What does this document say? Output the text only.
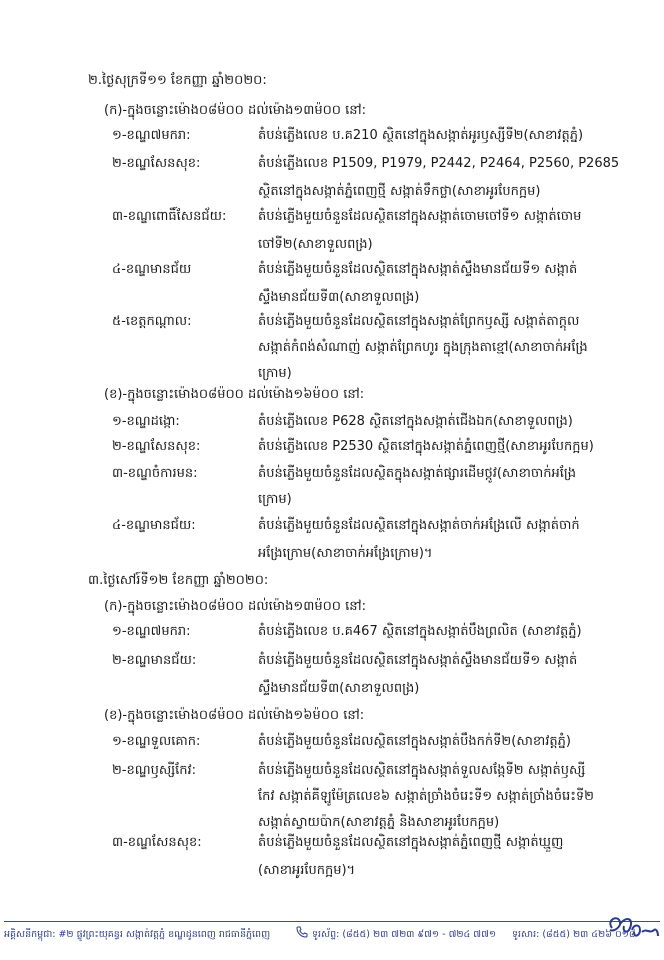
២.ថ្ងៃសុក្រទី១១ ខែកញ្ញា ឆ្នាំ២០២០:
(ក)-ក្នុងចន្លោះម៉ោង០៨ម៉០០ ដល់ម៉ោង១៣ម៉០០ នៅ:
១-ខណ្ឌ៧មករា:	តំបន់ភ្លើងលេខ ប.គ210 ស្ថិតនៅក្នុងសង្កាត់អូរឫស្សីទី២(សាខាវត្តភ្នំ)
២-ខណ្ឌសែនសុខ:	តំបន់ភ្លើងលេខ P1509, P1979, P2442, P2464, P2560, P2685
ស្ថិតនៅក្នុងសង្កាត់ភ្នំពេញថ្មី សង្កាត់ទឹកថ្លា(សាខាអូរបែកក្អម)
៣-ខណ្ឌពោធិ៍សែនជ័យ: តំបន់ភ្លើងមួយចំនួនដែលស្ថិតនៅក្នុងសង្កាត់ចោមចៅទី១ សង្កាត់ចោម
ចៅទី២(សាខាទួលពង្រ)
៤-ខណ្ឌមានជ័យ	តំបន់ភ្លើងមួយចំនួនដែលស្ថិតនៅក្នុងសង្កាត់ស្ទឹងមានជ័យទី១ សង្កាត់
ស្ទឹងមានជ័យទី៣(សាខាទួលពង្រ)
៥-ខេត្តកណ្ដាល:	តំបន់ភ្លើងមួយចំនួនដែលស្ថិតនៅក្នុងសង្កាត់ព្រែកឫស្សី សង្កាត់តាក្ដុល
សង្កាត់កំពង់សំណាញ់ សង្កាត់ព្រែកហូរ ក្នុងក្រុងតាខ្មៅ(សាខាចាក់អង្រែ
ក្រោម)
(ខ)-ក្នុងចន្លោះម៉ោង០៨ម៉០០ ដល់ម៉ោង១៦ម៉០០ នៅ:
១-ខណ្ឌដង្កោ:	តំបន់ភ្លើងលេខ P628 ស្ថិតនៅក្នុងសង្កាត់ជើងឯក(សាខាទួលពង្រ)
២-ខណ្ឌសែនសុខ:	តំបន់ភ្លើងលេខ P2530 ស្ថិតនៅក្នុងសង្កាត់ភ្នំពេញថ្មី(សាខាអូរបែកក្អម)
៣-ខណ្ឌចំការមន:	តំបន់ភ្លើងមួយចំនួនដែលស្ថិតក្នុងសង្កាត់ផ្សារដើមថ្កូវ(សាខាចាក់អង្រែ
ក្រោម)
៤-ខណ្ឌមានជ័យ:	តំបន់ភ្លើងមួយចំនួនដែលស្ថិតនៅក្នុងសង្កាត់ចាក់អង្រែលើ សង្កាត់ចាក់
អង្រែក្រោម(សាខាចាក់អង្រែក្រោម)។
៣.ថ្ងៃសៅរ៍ទី១២ ខែកញ្ញា ឆ្នាំ២០២០:
(ក)-ក្នុងចន្លោះម៉ោង០៨ម៉០០ ដល់ម៉ោង១៣ម៉០០ នៅ:
១-ខណ្ឌ៧មករា:	តំបន់ភ្លើងលេខ ប.គ467 ស្ថិតនៅក្នុងសង្កាត់បឹងព្រលិត (សាខាវត្តភ្នំ)
២-ខណ្ឌមានជ័យ:	តំបន់ភ្លើងមួយចំនួនដែលស្ថិតនៅក្នុងសង្កាត់ស្ទឹងមានជ័យទី១ សង្កាត់
ស្ទឹងមានជ័យទី៣(សាខាទួលពង្រ)
(ខ)-ក្នុងចន្លោះម៉ោង០៨ម៉០០ ដល់ម៉ោង១៦ម៉០០ នៅ:
១-ខណ្ឌទួលគោក:	តំបន់ភ្លើងមួយចំនួនដែលស្ថិតនៅក្នុងសង្កាត់បឹងកក់ទី២(សាខាវត្តភ្នំ)
២-ខណ្ឌឫស្សីកែវ:	តំបន់ភ្លើងមួយចំនួនដែលស្ថិតនៅក្នុងសង្កាត់ទួលសង្កែទី២ សង្កាត់ឫស្សី
កែវ សង្កាត់គីឡូម៉ែត្រលេខ៦ សង្កាត់ច្រាំងចំរេះទី១ សង្កាត់ច្រាំងចំរេះទី២
សង្កាត់ស្វាយប៉ាក(សាខាវត្តភ្នំ និងសាខាអូរបែកក្អម)
៣-ខណ្ឌសែនសុខ:	តំបន់ភ្លើងមួយចំនួនដែលស្ថិតនៅក្នុងសង្កាត់ភ្នំពេញថ្មី សង្កាត់ឃ្មួញ
(សាខាអូរបែកក្អម)។
អគ្គិសនីកម្ពុជា: #២ ផ្លូវព្រះយុគន្ធរ សង្កាត់វត្តភ្នំ ខណ្ឌដូនពេញ រាជធានីភ្នំពេញ	ទូរស័ព្ទ: (៨៥៥) ២៣ ៧២៣ ៩៧១ - ៧២៤ ៧៧១ ទូរសារ: (៨៥៥) ២៣ ៤២៦ ០១៨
⁂
**YOUR TASK:** Quote the records above in full, dropping each picture.

**ANSWER BELOW:**
What does this document say? Output the text only.
២.ថ្ងៃសុក្រទី១១ ខែកញ្ញា ឆ្នាំ២០២០:
(ក)-ក្នុងចន្លោះម៉ោង០៨ម៉០០ ដល់ម៉ោង១៣ម៉០០ នៅ:
១-ខណ្ឌ៧មករា:	តំបន់ភ្លើងលេខ ប.គ210 ស្ថិតនៅក្នុងសង្កាត់អូរឫស្សីទី២(សាខាវត្តភ្នំ)
២-ខណ្ឌសែនសុខ:	តំបន់ភ្លើងលេខ P1509, P1979, P2442, P2464, P2560, P2685
ស្ថិតនៅក្នុងសង្កាត់ភ្នំពេញថ្មី សង្កាត់ទឹកថ្លា(សាខាអូរបែកក្អម)
៣-ខណ្ឌពោធិ៍សែនជ័យ: តំបន់ភ្លើងមួយចំនួនដែលស្ថិតនៅក្នុងសង្កាត់ចោមចៅទី១ សង្កាត់ចោម
ចៅទី២(សាខាទួលពង្រ)
៤-ខណ្ឌមានជ័យ	តំបន់ភ្លើងមួយចំនួនដែលស្ថិតនៅក្នុងសង្កាត់ស្ទឹងមានជ័យទី១ សង្កាត់
ស្ទឹងមានជ័យទី៣(សាខាទួលពង្រ)
៥-ខេត្តកណ្ដាល:	តំបន់ភ្លើងមួយចំនួនដែលស្ថិតនៅក្នុងសង្កាត់ព្រែកឫស្សី សង្កាត់តាក្ដុល
សង្កាត់កំពង់សំណាញ់ សង្កាត់ព្រែកហូរ ក្នុងក្រុងតាខ្មៅ(សាខាចាក់អង្រែ
ក្រោម)
(ខ)-ក្នុងចន្លោះម៉ោង០៨ម៉០០ ដល់ម៉ោង១៦ម៉០០ នៅ:
១-ខណ្ឌដង្កោ:	តំបន់ភ្លើងលេខ P628 ស្ថិតនៅក្នុងសង្កាត់ជើងឯក(សាខាទួលពង្រ)
២-ខណ្ឌសែនសុខ:	តំបន់ភ្លើងលេខ P2530 ស្ថិតនៅក្នុងសង្កាត់ភ្នំពេញថ្មី(សាខាអូរបែកក្អម)
៣-ខណ្ឌចំការមន:	តំបន់ភ្លើងមួយចំនួនដែលស្ថិតក្នុងសង្កាត់ផ្សារដើមថ្កូវ(សាខាចាក់អង្រែ
ក្រោម)
៤-ខណ្ឌមានជ័យ:	តំបន់ភ្លើងមួយចំនួនដែលស្ថិតនៅក្នុងសង្កាត់ចាក់អង្រែលើ សង្កាត់ចាក់
អង្រែក្រោម(សាខាចាក់អង្រែក្រោម)។
៣.ថ្ងៃសៅរ៍ទី១២ ខែកញ្ញា ឆ្នាំ២០២០:
(ក)-ក្នុងចន្លោះម៉ោង០៨ម៉០០ ដល់ម៉ោង១៣ម៉០០ នៅ:
១-ខណ្ឌ៧មករា:	តំបន់ភ្លើងលេខ ប.គ467 ស្ថិតនៅក្នុងសង្កាត់បឹងព្រលិត (សាខាវត្តភ្នំ)
២-ខណ្ឌមានជ័យ:	តំបន់ភ្លើងមួយចំនួនដែលស្ថិតនៅក្នុងសង្កាត់ស្ទឹងមានជ័យទី១ សង្កាត់
ស្ទឹងមានជ័យទី៣(សាខាទួលពង្រ)
(ខ)-ក្នុងចន្លោះម៉ោង០៨ម៉០០ ដល់ម៉ោង១៦ម៉០០ នៅ:
១-ខណ្ឌទួលគោក:	តំបន់ភ្លើងមួយចំនួនដែលស្ថិតនៅក្នុងសង្កាត់បឹងកក់ទី២(សាខាវត្តភ្នំ)
២-ខណ្ឌឫស្សីកែវ:	តំបន់ភ្លើងមួយចំនួនដែលស្ថិតនៅក្នុងសង្កាត់ទួលសង្កែទី២ សង្កាត់ឫស្សី
កែវ សង្កាត់គីឡូម៉ែត្រលេខ៦ សង្កាត់ច្រាំងចំរេះទី១ សង្កាត់ច្រាំងចំរេះទី២
សង្កាត់ស្វាយប៉ាក(សាខាវត្តភ្នំ និងសាខាអូរបែកក្អម)
៣-ខណ្ឌសែនសុខ:	តំបន់ភ្លើងមួយចំនួនដែលស្ថិតនៅក្នុងសង្កាត់ភ្នំពេញថ្មី សង្កាត់ឃ្មួញ
(សាខាអូរបែកក្អម)។
អគ្គិសនីកម្ពុជា: #២ ផ្លូវព្រះយុគន្ធរ សង្កាត់វត្តភ្នំ ខណ្ឌដូនពេញ រាជធានីភ្នំពេញ	ទូរស័ព្ទ: (៨៥៥) ២៣ ៧២៣ ៩៧១ - ៧២៤ ៧៧១ ទូរសារ: (៨៥៥) ២៣ ៤២៦ ០១៨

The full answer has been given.